▶ [ФРАГМЕНТ СТРАНИЦЫ]

Хроника мутировавшего бомбардировщика
в романе Линор Горалик «Имени такого-то»
Писать о том, что само по себе противится человеческому восприятию, пытаются тысячи авторов. Линор Горалик в романе «Имени такого-то», видимо, удалось найти не только время, место и обстоятельства, которые в принципе не могут быть описаны в рамках русской реалистической традиции,— но и способ писать о том, что невозможно описать. Это значимое достижение литературы как гуманистической технологии — и это то, что заставляет беспокоиться за судьбу романа, считает Дмитрий Бутрин.
Новый роман Линор Горалик «Имени такого-то» неудобен — у этой книги еще не наступившего 2022 года есть десятки причин быть объявленной необязательной. И это большая опасность. В «Имени такого-то», кажется, даже технически слишком много того, что разыскивается тысячами серьезно пишущих не один год.
Главная причина для того, чтобы и этот текст Горалик после ее же романа «Всех способных дышать дыхание» (с которым, на мой взгляд, практически и произошло то, чего я опасаюсь в отношении «Имени такого-то») остался просто очень хорошей книгой, удостоенной неизменной благосклонности узкого круга самосуверенных читателей,— в первую очередь в том, что нет ничего проще, чтобы было так. Дело же не в том, что роман посвящен эвакуации главной психиатрической больницы страны, иконографической «клиники Кащенко», в октябре 1941 года — с дат, в которые началась история современной нам Москвы как города. А в том, что делает Горалик с этой сюжетной канвой и с какой точки зрения она эту историю рассматривает.
Это точка зрения существа, ментально адекватного окружающей его человеческой действительности и в силу этого — душевнобольного, не в каком-то переносном смысле, а в том, в каком мы представляем себе психическое заболевание, поражение рассудочной деятельности. В этом, строго говоря, нет ничего ненормального, сама по себе эвакуация психиатрической клиники в октябре 1941 года под авиационным обстрелом и дальнейшее скитание по Волге вообще не могут быть визуализованы и представлены как-то иначе — но для того, чтобы это понять достаточно четко и контрастно, необходимо прочитать текст Горалик.

▶ [ДОСТУПНЫЕ ДАННЫЕ]
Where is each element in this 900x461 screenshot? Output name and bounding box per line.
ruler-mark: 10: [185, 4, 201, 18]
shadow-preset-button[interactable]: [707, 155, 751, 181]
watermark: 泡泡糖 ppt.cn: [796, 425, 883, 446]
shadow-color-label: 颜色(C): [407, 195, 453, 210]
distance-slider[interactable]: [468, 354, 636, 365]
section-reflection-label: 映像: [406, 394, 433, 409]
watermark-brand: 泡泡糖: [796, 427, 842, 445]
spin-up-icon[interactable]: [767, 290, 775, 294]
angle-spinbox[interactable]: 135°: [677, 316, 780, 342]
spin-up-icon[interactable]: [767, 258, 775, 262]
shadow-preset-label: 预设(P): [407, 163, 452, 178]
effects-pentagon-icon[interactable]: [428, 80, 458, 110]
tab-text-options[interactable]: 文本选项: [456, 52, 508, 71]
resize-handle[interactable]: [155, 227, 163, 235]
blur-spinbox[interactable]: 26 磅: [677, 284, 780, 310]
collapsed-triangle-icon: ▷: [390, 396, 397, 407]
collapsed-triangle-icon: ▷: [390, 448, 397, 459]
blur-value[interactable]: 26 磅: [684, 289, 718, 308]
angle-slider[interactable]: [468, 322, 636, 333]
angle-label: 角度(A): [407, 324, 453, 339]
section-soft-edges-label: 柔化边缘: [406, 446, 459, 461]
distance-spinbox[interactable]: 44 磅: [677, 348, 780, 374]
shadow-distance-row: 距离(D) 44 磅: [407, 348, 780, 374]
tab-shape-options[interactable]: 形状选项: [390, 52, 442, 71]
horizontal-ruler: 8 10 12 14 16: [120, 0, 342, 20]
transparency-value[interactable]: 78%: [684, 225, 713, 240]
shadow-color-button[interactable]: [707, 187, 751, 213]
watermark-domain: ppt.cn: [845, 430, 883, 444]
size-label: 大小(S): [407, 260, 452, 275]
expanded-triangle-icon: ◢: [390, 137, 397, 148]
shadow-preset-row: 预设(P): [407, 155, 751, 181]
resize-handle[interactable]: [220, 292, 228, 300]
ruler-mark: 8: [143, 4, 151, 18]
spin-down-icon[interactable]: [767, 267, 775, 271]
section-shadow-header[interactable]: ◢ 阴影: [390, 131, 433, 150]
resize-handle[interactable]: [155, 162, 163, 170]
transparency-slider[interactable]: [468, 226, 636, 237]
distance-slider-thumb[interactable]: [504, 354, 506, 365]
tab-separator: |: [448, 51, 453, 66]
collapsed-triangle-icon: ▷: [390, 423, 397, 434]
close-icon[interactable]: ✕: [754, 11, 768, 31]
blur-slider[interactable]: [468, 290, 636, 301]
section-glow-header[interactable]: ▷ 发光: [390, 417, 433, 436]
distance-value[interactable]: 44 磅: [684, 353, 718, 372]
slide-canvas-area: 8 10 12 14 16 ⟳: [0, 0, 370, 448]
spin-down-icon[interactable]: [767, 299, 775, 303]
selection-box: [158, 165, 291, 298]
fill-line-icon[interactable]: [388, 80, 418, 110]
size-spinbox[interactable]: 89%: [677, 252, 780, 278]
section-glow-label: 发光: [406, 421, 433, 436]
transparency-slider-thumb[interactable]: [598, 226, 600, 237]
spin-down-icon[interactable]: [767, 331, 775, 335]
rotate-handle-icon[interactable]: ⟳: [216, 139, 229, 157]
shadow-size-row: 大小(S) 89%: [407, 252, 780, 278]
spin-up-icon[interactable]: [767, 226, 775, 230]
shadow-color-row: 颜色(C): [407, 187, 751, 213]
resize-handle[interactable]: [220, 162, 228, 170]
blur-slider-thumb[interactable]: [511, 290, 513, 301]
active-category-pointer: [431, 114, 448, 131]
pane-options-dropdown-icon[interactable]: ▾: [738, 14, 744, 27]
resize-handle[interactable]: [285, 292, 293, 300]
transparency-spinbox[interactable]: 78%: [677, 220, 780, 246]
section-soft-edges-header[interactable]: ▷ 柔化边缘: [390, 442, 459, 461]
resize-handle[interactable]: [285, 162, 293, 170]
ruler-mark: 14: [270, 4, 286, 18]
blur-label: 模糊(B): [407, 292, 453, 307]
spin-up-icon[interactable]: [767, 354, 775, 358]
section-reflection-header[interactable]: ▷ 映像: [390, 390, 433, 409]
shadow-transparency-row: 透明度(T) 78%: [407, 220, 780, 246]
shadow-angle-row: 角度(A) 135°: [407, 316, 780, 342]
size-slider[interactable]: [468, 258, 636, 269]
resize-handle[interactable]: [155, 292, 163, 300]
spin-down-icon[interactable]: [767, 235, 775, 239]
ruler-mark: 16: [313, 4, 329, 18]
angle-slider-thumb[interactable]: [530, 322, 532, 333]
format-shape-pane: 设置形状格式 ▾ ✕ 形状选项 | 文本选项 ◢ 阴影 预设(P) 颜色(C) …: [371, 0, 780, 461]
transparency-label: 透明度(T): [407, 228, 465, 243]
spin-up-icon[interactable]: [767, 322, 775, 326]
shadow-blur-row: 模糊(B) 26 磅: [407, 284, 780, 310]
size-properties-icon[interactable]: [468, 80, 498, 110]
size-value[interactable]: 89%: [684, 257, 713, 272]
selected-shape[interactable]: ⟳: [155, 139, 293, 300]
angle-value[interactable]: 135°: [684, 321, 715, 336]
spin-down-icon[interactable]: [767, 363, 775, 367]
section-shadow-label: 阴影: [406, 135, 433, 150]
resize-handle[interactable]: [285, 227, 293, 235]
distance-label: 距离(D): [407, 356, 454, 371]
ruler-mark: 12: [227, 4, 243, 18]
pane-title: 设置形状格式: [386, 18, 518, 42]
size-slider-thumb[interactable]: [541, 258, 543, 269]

▶ [НАБОР ЗАДАНИЙ]
1 > Оформите в виде JSON-списка строк строки записей от начала записей до строки с «resize-handle[interactable]: [155, 227, 163, 235]» включительно: каждая строка записей становится отдельным элементом списка, пустые строки опускаются.
2 > Продолжите рецензию на роман «Имени такого-то», начав сразу после её последнего приведённого предложения.

▶ [ОТВЕТЫ ПО ЗАДАНИЯМ]
1 >
[
  "Where is each element in this 900x461 screenshot? Output name and bounding box per line.",
  "ruler-mark: 10: [185, 4, 201, 18]",
  "shadow-preset-button[interactable]: [707, 155, 751, 181]",
  "watermark: 泡泡糖 ppt.cn: [796, 425, 883, 446]",
  "shadow-color-label: 颜色(C): [407, 195, 453, 210]",
  "distance-slider[interactable]: [468, 354, 636, 365]",
  "section-reflection-label: 映像: [406, 394, 433, 409]",
  "watermark-brand: 泡泡糖: [796, 427, 842, 445]",
  "spin-up-icon[interactable]: [767, 290, 775, 294]",
  "angle-spinbox[interactable]: 135°: [677, 316, 780, 342]",
  "spin-up-icon[interactable]: [767, 258, 775, 262]",
  "shadow-preset-label: 预设(P): [407, 163, 452, 178]",
  "effects-pentagon-icon[interactable]: [428, 80, 458, 110]",
  "tab-text-options[interactable]: 文本选项: [456, 52, 508, 71]",
  "resize-handle[interactable]: [155, 227, 163, 235]"
]

2 >
Необходимое понимание московских военных обстоятельств невозможно в любой версии документальной прозы, мало того, для реалистичного видения искажения более или менее вообразимой гуманистической оптики слишком сильны. И автор в тексте делает то, чего до нее не только в русской литературе не делал никто, а в мировой культуре — видимо, только Босх, Брейгель и в какой-то мере немецкие экспрессионисты после Первой мировой в поэзии. Она предоставляет тому, что могло бы быть метафорой, сделаться плотью. Там, где бомбардировщик может быть похож на чудовищную бабочку, он становится чудовищной бабочкой. Где зенитные установки похожи на слона, устремившего хобот в небо,— они становятся тем самым слоном. Там, где баржа, в чреве которой сотни душевнобольных взрослых и детей, похожа на гигантскую рыбу — она становится гигантской рыбой: она может быть ранена осколком, испугана, голодна, поражена паршой.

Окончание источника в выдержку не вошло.